Records for processing:
----------------
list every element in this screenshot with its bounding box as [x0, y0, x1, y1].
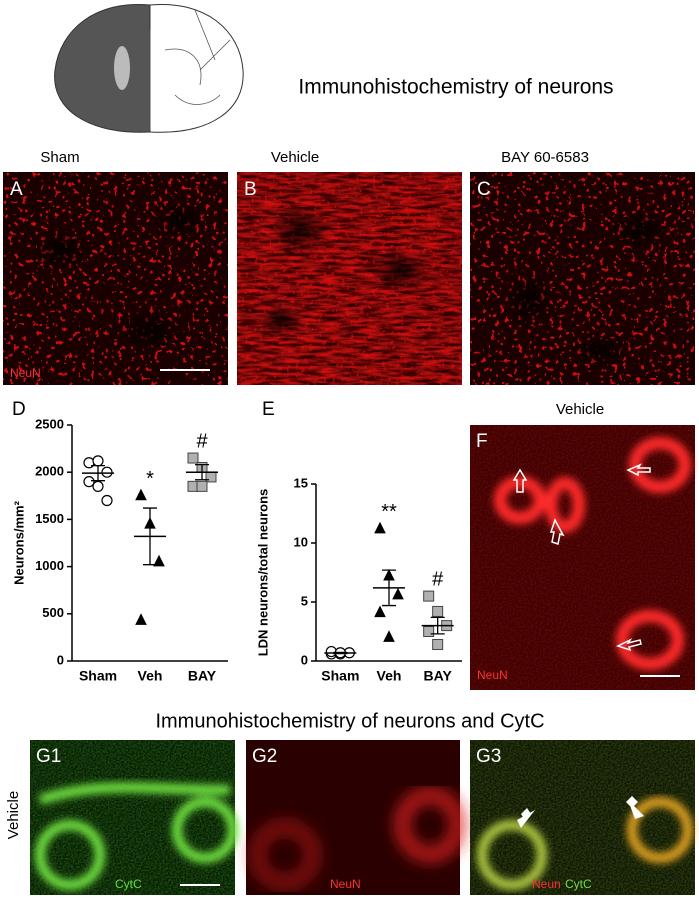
y-axis-label: LDN neurons/total neurons: [255, 489, 270, 657]
data-point: [83, 457, 95, 469]
micrograph-c: [470, 172, 695, 385]
data-point: [187, 452, 199, 464]
data-point: [153, 554, 165, 567]
annotation: #: [432, 568, 444, 590]
data-point: [374, 605, 386, 618]
micrograph-g1: [30, 740, 238, 895]
error-bar: [430, 616, 445, 635]
x-tick-label: Sham: [79, 668, 117, 684]
stain-label: NeuN: [330, 877, 361, 891]
stain-label: CytC: [115, 877, 142, 891]
annotation: **: [381, 501, 397, 523]
data-point: [101, 466, 113, 478]
data-point: [423, 590, 435, 602]
panel-label: F: [476, 431, 488, 452]
stain-label: CytC: [565, 877, 592, 891]
y-tick-label: 2000: [35, 464, 64, 479]
annotation: *: [146, 468, 154, 490]
y-tick-label: 5: [301, 593, 308, 608]
column-label: Vehicle: [271, 149, 319, 166]
data-point: [432, 605, 444, 617]
panel-label: G2: [252, 746, 277, 767]
data-point: [432, 638, 444, 650]
micrograph-g2: [246, 740, 464, 895]
micrograph-b: [237, 172, 462, 385]
stain-label: Neun: [532, 877, 561, 891]
error-bar: [91, 464, 105, 482]
panel-label: D: [12, 399, 26, 420]
data-point: [374, 521, 386, 534]
y-tick-label: 2500: [35, 416, 64, 431]
micrograph-g3: [470, 740, 695, 895]
stain-label: NeuN: [10, 366, 41, 380]
row-label: Vehicle: [5, 791, 22, 839]
error-bar: [382, 569, 396, 607]
y-tick-label: 0: [57, 652, 64, 667]
error-bar: [333, 651, 348, 655]
y-tick-label: 1000: [35, 558, 64, 573]
data-point: [423, 626, 435, 637]
brain-diagram: [54, 3, 244, 133]
panel-label: C: [477, 179, 491, 200]
data-point: [135, 613, 147, 625]
error-bar: [195, 463, 209, 481]
stain-label: NeuN: [477, 668, 508, 682]
y-tick-label: 15: [294, 475, 308, 490]
column-label: BAY 60-6583: [501, 149, 589, 166]
micrograph-f: [470, 425, 695, 690]
y-tick-label: 10: [294, 534, 308, 549]
data-point: [205, 471, 217, 483]
data-point: [135, 488, 147, 501]
x-tick-label: BAY: [424, 668, 453, 684]
y-axis-label: Neurons/mm²: [11, 500, 26, 584]
data-point: [325, 645, 337, 658]
column-label: Sham: [40, 149, 79, 166]
data-point: [101, 494, 113, 507]
title: Immunohistochemistry of neurons: [298, 76, 613, 99]
panel-label: G3: [476, 746, 501, 767]
panel-header: Vehicle: [556, 401, 604, 418]
panel-label: E: [262, 399, 275, 420]
x-tick-label: Veh: [377, 668, 402, 684]
panel-label: B: [244, 179, 257, 200]
y-tick-label: 0: [301, 652, 308, 667]
panel-label: A: [10, 179, 23, 200]
data-point: [92, 455, 104, 467]
data-point: [92, 480, 104, 492]
annotation: #: [196, 430, 208, 452]
data-point: [392, 587, 404, 600]
data-point: [383, 630, 395, 642]
title: Immunohistochemistry of neurons and CytC: [155, 710, 544, 732]
data-point: [83, 476, 95, 488]
x-tick-label: BAY: [188, 668, 217, 684]
micrograph-a: [3, 172, 228, 385]
y-tick-label: 500: [42, 605, 64, 620]
error-bar: [143, 507, 157, 566]
data-point: [196, 480, 208, 492]
x-tick-label: Veh: [138, 668, 163, 684]
panel-label: G1: [36, 746, 61, 767]
x-tick-label: Sham: [321, 668, 359, 684]
y-tick-label: 1500: [35, 511, 64, 526]
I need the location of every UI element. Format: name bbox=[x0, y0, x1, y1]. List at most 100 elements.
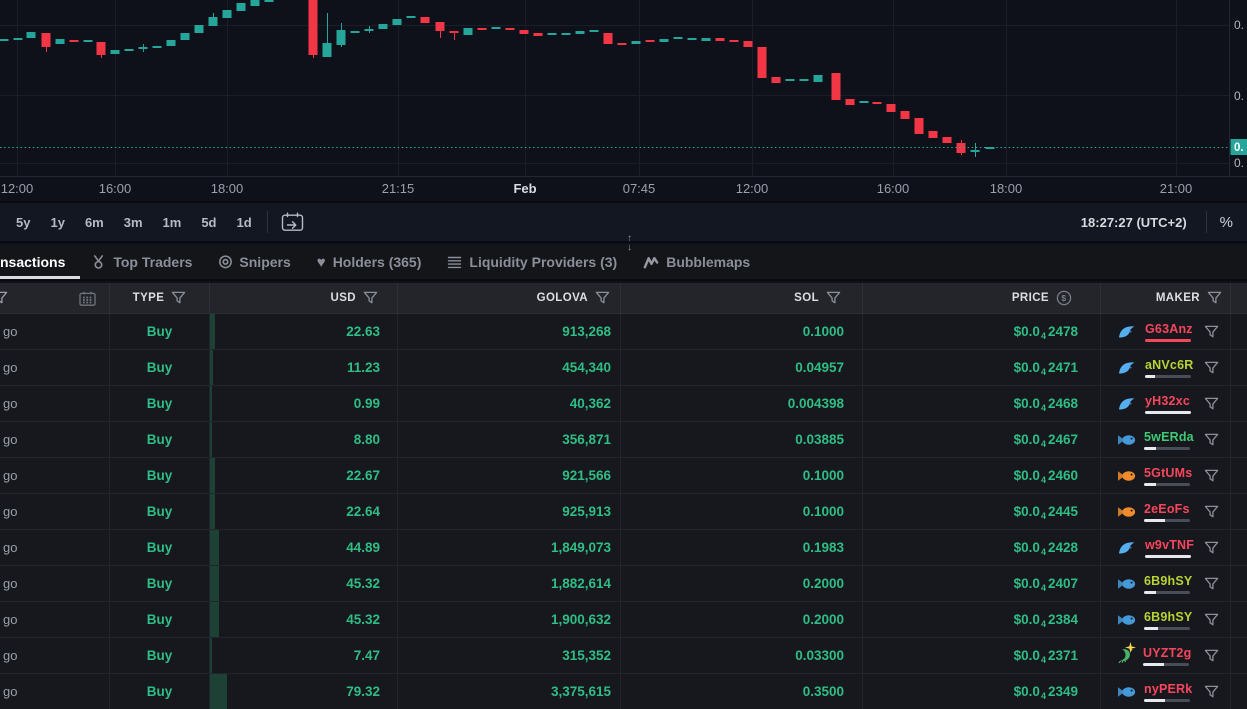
maker-address-link[interactable]: w9vTNF bbox=[1145, 538, 1194, 558]
maker-address-link[interactable]: nyPERk bbox=[1144, 682, 1192, 702]
tx-age: go bbox=[3, 648, 18, 663]
tab-snipers[interactable]: ◎ Snipers bbox=[218, 245, 290, 279]
maker-address[interactable]: nyPERk bbox=[1144, 681, 1193, 696]
filter-icon[interactable] bbox=[1204, 469, 1219, 483]
clock-timezone-button[interactable]: 18:27:27 (UTC+2) bbox=[1075, 214, 1193, 231]
filter-icon[interactable] bbox=[171, 291, 186, 305]
svg-text:$: $ bbox=[1061, 293, 1066, 303]
filter-icon[interactable] bbox=[1204, 649, 1219, 663]
maker-address[interactable]: 5wERda bbox=[1144, 429, 1194, 444]
usd-volume-strip bbox=[210, 530, 219, 565]
svg-text:0.: 0. bbox=[1234, 156, 1244, 170]
filter-icon[interactable] bbox=[1204, 685, 1219, 699]
maker-address[interactable]: aNVc6R bbox=[1145, 357, 1194, 372]
filter-icon[interactable] bbox=[1204, 397, 1219, 411]
filter-icon[interactable] bbox=[1204, 613, 1219, 627]
range-1y-button[interactable]: 1y bbox=[50, 214, 65, 230]
tab-liquidity-providers-3[interactable]: Liquidity Providers (3) bbox=[447, 245, 617, 279]
maker-address-link[interactable]: aNVc6R bbox=[1145, 358, 1193, 378]
tab-holders-365[interactable]: ♥ Holders (365) bbox=[317, 245, 422, 279]
tx-usd: 45.32 bbox=[209, 566, 397, 601]
go-to-date-button[interactable] bbox=[281, 212, 304, 232]
tx-maker: 6B9hSY bbox=[1100, 566, 1230, 601]
maker-address[interactable]: 6B9hSY bbox=[1144, 573, 1193, 588]
transaction-row: go Buy 22.63 913,268 0.1000 $0.0 4 2478 G63Anz bbox=[0, 314, 1247, 350]
filter-icon[interactable] bbox=[363, 291, 378, 305]
maker-address-link[interactable]: 5GtUMs bbox=[1144, 466, 1192, 486]
transaction-row: go Buy 8.80 356,871 0.03885 $0.0 4 2467 5wERda bbox=[0, 422, 1247, 458]
tx-usd: 8.80 bbox=[209, 422, 397, 457]
usd-volume-strip bbox=[210, 566, 219, 601]
column-label: PRICE bbox=[1011, 292, 1049, 304]
filter-icon[interactable] bbox=[1204, 433, 1219, 447]
usd-volume-strip bbox=[210, 314, 215, 349]
tx-token-amount: 925,913 bbox=[397, 494, 620, 529]
time-axis-label: 12:00 bbox=[0, 181, 34, 196]
filter-icon[interactable] bbox=[1204, 361, 1219, 375]
chart-time-axis[interactable]: 12:00 16:00 18:00 21:15 Feb 07:45 12:00 16:00 18… bbox=[0, 177, 1247, 201]
transaction-row: go Buy 0.99 40,362 0.004398 $0.0 4 2468 yH32xc bbox=[0, 386, 1247, 422]
filter-icon[interactable] bbox=[1204, 541, 1219, 555]
column-label: USD bbox=[330, 292, 356, 304]
candlestick-chart[interactable]: 0. 0. 0. 0. bbox=[0, 0, 1247, 177]
maker-address-link[interactable]: UYZT2g bbox=[1143, 646, 1191, 666]
percent-scale-button[interactable]: % bbox=[1219, 213, 1233, 231]
tab-top-traders[interactable]: Top Traders bbox=[91, 245, 192, 279]
row-extra-cell bbox=[1230, 530, 1247, 565]
range-5d-button[interactable]: 5d bbox=[201, 214, 217, 230]
filter-icon[interactable] bbox=[595, 291, 610, 305]
filter-icon[interactable] bbox=[1204, 577, 1219, 591]
fish-icon bbox=[1116, 432, 1136, 448]
filter-icon[interactable] bbox=[826, 291, 841, 305]
range-1m-button[interactable]: 1m bbox=[162, 214, 182, 230]
tx-sol-amount: 0.1983 bbox=[620, 530, 862, 565]
transactions-table: go Buy 22.63 913,268 0.1000 $0.0 4 2478 G63Anz go… bbox=[0, 314, 1247, 709]
maker-address-link[interactable]: G63Anz bbox=[1145, 322, 1193, 342]
filter-icon[interactable] bbox=[1204, 325, 1219, 339]
range-1d-button[interactable]: 1d bbox=[236, 214, 252, 230]
target-icon: ◎ bbox=[218, 253, 233, 270]
tx-type: Buy bbox=[109, 530, 209, 565]
maker-address[interactable]: G63Anz bbox=[1145, 321, 1193, 336]
fish-icon bbox=[1116, 612, 1136, 628]
transaction-row: go Buy 79.32 3,375,615 0.3500 $0.0 4 2349 nyPERk bbox=[0, 674, 1247, 709]
maker-address-link[interactable]: 6B9hSY bbox=[1144, 610, 1192, 630]
tx-age: go bbox=[3, 504, 18, 519]
maker-address[interactable]: w9vTNF bbox=[1145, 537, 1195, 552]
transaction-row: go Buy 45.32 1,882,614 0.2000 $0.0 4 2407 6B9hSY bbox=[0, 566, 1247, 602]
maker-address-link[interactable]: 2eEoFs bbox=[1144, 502, 1190, 522]
svg-text:0.: 0. bbox=[1234, 89, 1244, 103]
tx-age: go bbox=[3, 540, 18, 555]
range-3m-button[interactable]: 3m bbox=[123, 214, 143, 230]
range-5y-button[interactable]: 5y bbox=[16, 214, 31, 230]
range-6m-button[interactable]: 6m bbox=[84, 214, 104, 230]
maker-address[interactable]: 6B9hSY bbox=[1144, 609, 1193, 624]
tx-usd: 11.23 bbox=[209, 350, 397, 385]
maker-address[interactable]: UYZT2g bbox=[1143, 645, 1192, 660]
column-header-type: TYPE bbox=[109, 283, 209, 313]
tx-sol-amount: 0.1000 bbox=[620, 314, 862, 349]
price-chart[interactable]: 0. 0. 0. 0. 12:00 16:00 18:00 21:15 Feb 07:45 12:… bbox=[0, 0, 1247, 201]
tab-bubblemaps[interactable]: Bubblemaps bbox=[643, 245, 750, 279]
filter-icon[interactable] bbox=[0, 291, 8, 305]
filter-icon[interactable] bbox=[1204, 505, 1219, 519]
tab-transactions[interactable]: nsactions bbox=[0, 245, 80, 279]
maker-address[interactable]: 5GtUMs bbox=[1144, 465, 1193, 480]
column-header-time bbox=[0, 283, 109, 313]
transaction-row: go Buy 44.89 1,849,073 0.1983 $0.0 4 2428 w9vTNF bbox=[0, 530, 1247, 566]
column-label: SOL bbox=[794, 292, 819, 304]
maker-address-link[interactable]: 6B9hSY bbox=[1144, 574, 1192, 594]
maker-address-link[interactable]: 5wERda bbox=[1144, 430, 1194, 450]
tx-sol-amount: 0.004398 bbox=[620, 386, 862, 421]
maker-address-link[interactable]: yH32xc bbox=[1145, 394, 1191, 414]
usd-volume-strip bbox=[210, 422, 212, 457]
calendar-icon[interactable] bbox=[79, 291, 96, 306]
tab-label: Holders (365) bbox=[332, 254, 422, 270]
row-extra-cell bbox=[1230, 386, 1247, 421]
maker-address[interactable]: yH32xc bbox=[1145, 393, 1190, 408]
tx-maker: G63Anz bbox=[1100, 314, 1230, 349]
tx-token-amount: 3,375,615 bbox=[397, 674, 620, 709]
panel-resize-handle[interactable]: ↑ ↓ bbox=[627, 234, 632, 253]
maker-address[interactable]: 2eEoFs bbox=[1144, 501, 1190, 516]
filter-icon[interactable] bbox=[1207, 291, 1222, 305]
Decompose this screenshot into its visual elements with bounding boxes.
----------------
Problem: Could you output the entries' lines as a JSON list of strings, one string per line with blank lines omitted, beginning at the line that contains "538, 1194, 558]" and stopping after the line that contains "tx-usd: 45.32 bbox=[209, 566, 397, 601]"?

Task result:
[
  "maker-address-link[interactable]: w9vTNF bbox=[1145, 538, 1194, 558]",
  "maker-address-link[interactable]: nyPERk bbox=[1144, 682, 1192, 702]",
  "tx-age: go bbox=[3, 648, 18, 663]",
  "tab-snipers[interactable]: ◎ Snipers bbox=[218, 245, 290, 279]",
  "maker-address[interactable]: nyPERk bbox=[1144, 681, 1193, 696]",
  "filter-icon[interactable] bbox=[1204, 469, 1219, 483]",
  "clock-timezone-button[interactable]: 18:27:27 (UTC+2) bbox=[1075, 214, 1193, 231]",
  "filter-icon[interactable] bbox=[171, 291, 186, 305]",
  "svg-text:$: $ bbox=[1061, 293, 1066, 303]",
  "filter-icon[interactable] bbox=[1204, 649, 1219, 663]",
  "maker-address[interactable]: 5wERda bbox=[1144, 429, 1194, 444]",
  "usd-volume-strip bbox=[210, 530, 219, 565]",
  "svg-text:0.: 0. bbox=[1234, 156, 1244, 170]",
  "filter-icon[interactable] bbox=[1204, 685, 1219, 699]",
  "maker-address[interactable]: aNVc6R bbox=[1145, 357, 1194, 372]",
  "filter-icon[interactable] bbox=[1204, 397, 1219, 411]",
  "filter-icon[interactable] bbox=[1204, 613, 1219, 627]",
  "range-1y-button[interactable]: 1y bbox=[50, 214, 65, 230]",
  "tab-liquidity-providers-3[interactable]: Liquidity Providers (3) bbox=[447, 245, 617, 279]",
  "maker-address-link[interactable]: aNVc6R bbox=[1145, 358, 1193, 378]",
  "tab-holders-365[interactable]: ♥ Holders (365) bbox=[317, 245, 422, 279]",
  "tx-usd: 45.32 bbox=[209, 566, 397, 601]"
]